25      Viega en conclut, d’une part, que, eu égard au caractère incertain des preuves et à son absence d’intérêt à faire porter l’entente sur les raccords à sertir, le Tribunal a appliqué de manière erronée des principes régissant l’appréciation des preuves et commis, partant, une erreur de droit, lorsqu’il a ignoré ses arguments. D’autre part, la condamnation à une amende de plus de 50 millions d’euros, en définitive fondée sur deux réunions dont le rapport avec les raccords à sertir est traité en deux demi-phrases et constaté indépendamment de toute appréciation des preuves, constituerait un défaut de motivation éclatant.

26      Viega ajoute encore que l’application erronée du critère d’appréciation des preuves pour ce qui est de l’objet anticoncurrentiel de la réunion du 30 avril 1999 a des effets tout à fait considérables sur le montant de l’amende infligée et méconnaît ainsi l’article 23, paragraphe 2, du règlement n° 1/2003.

27      La Commission considère que ce moyen doit être rejeté comme étant irrecevable ou, en tout état de cause, comme étant non fondé.

■ **Segment de données**:
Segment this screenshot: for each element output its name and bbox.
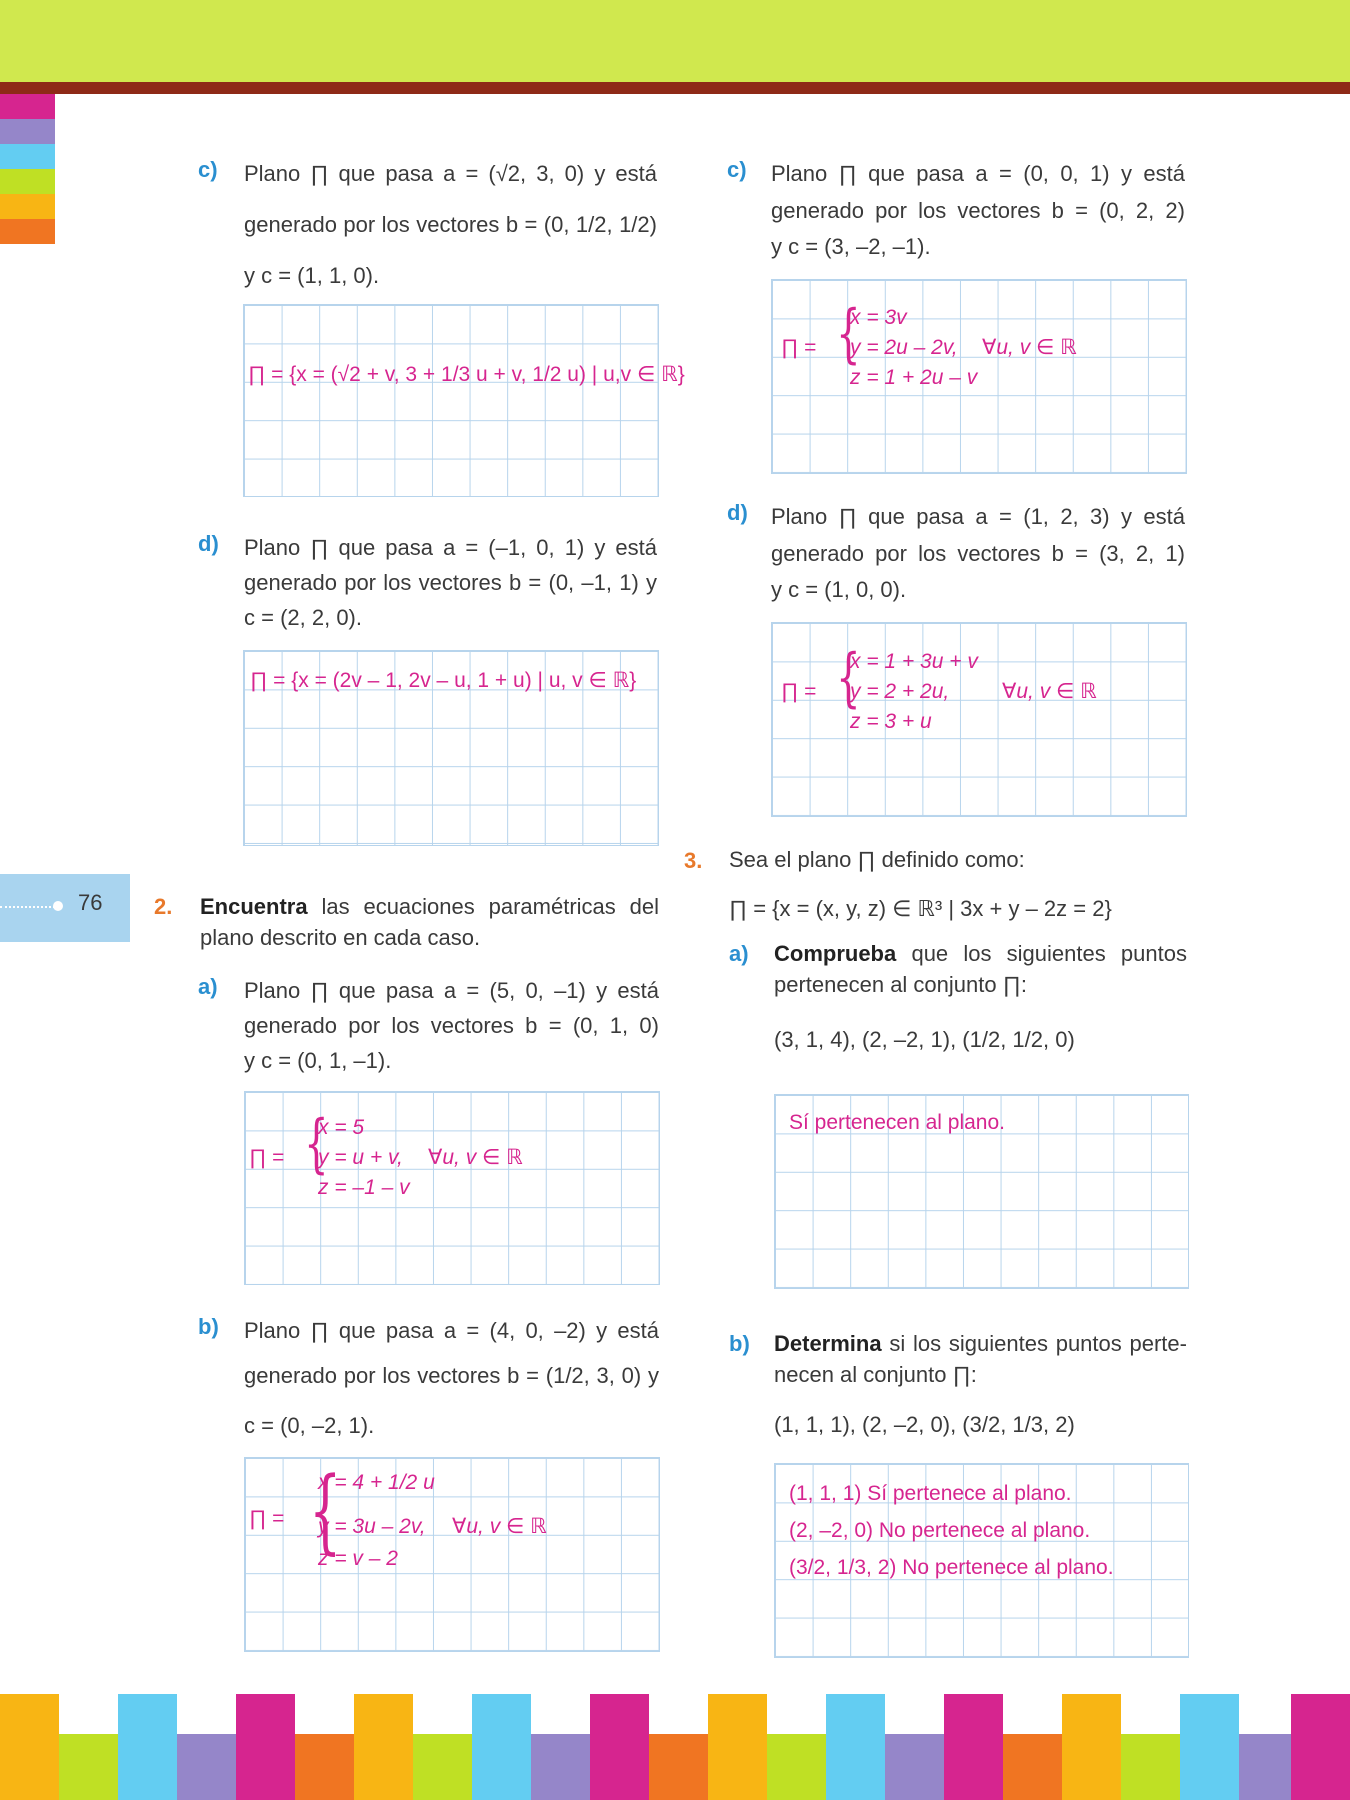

■ **Tâche donnée 1**:
D'après le texte fourni, pour quel motif Viega soutient-elle que sa condamnation à une amende de plus de 50 millions d'euros constitue un défaut de motivation éclatant ? Exposez ce motif en une à trois phrases.
■ **Tâche donnée 2**:
Reproduisez fidèlement le passage du texte fourni compris entre « 26      Viega ajoute encore » et « étant non fondé. », ces deux bornes incluses.

■ **Résultat correct 1**:
Selon Viega, cette amende repose en définitive sur deux réunions, dont le rapport avec les raccords à sertir n'est traité qu'en deux demi-phrases. Ce rapport aurait en outre été constaté indépendamment de toute appréciation des preuves.

■ **Résultat correct 2**:
26      Viega ajoute encore que l’application erronée du critère d’appréciation des preuves pour ce qui est de l’objet anticoncurrentiel de la réunion du 30 avril 1999 a des effets tout à fait considérables sur le montant de l’amende infligée et méconnaît ainsi l’article 23, paragraphe 2, du règlement n° 1/2003.

27      La Commission considère que ce moyen doit être rejeté comme étant irrecevable ou, en tout état de cause, comme étant non fondé.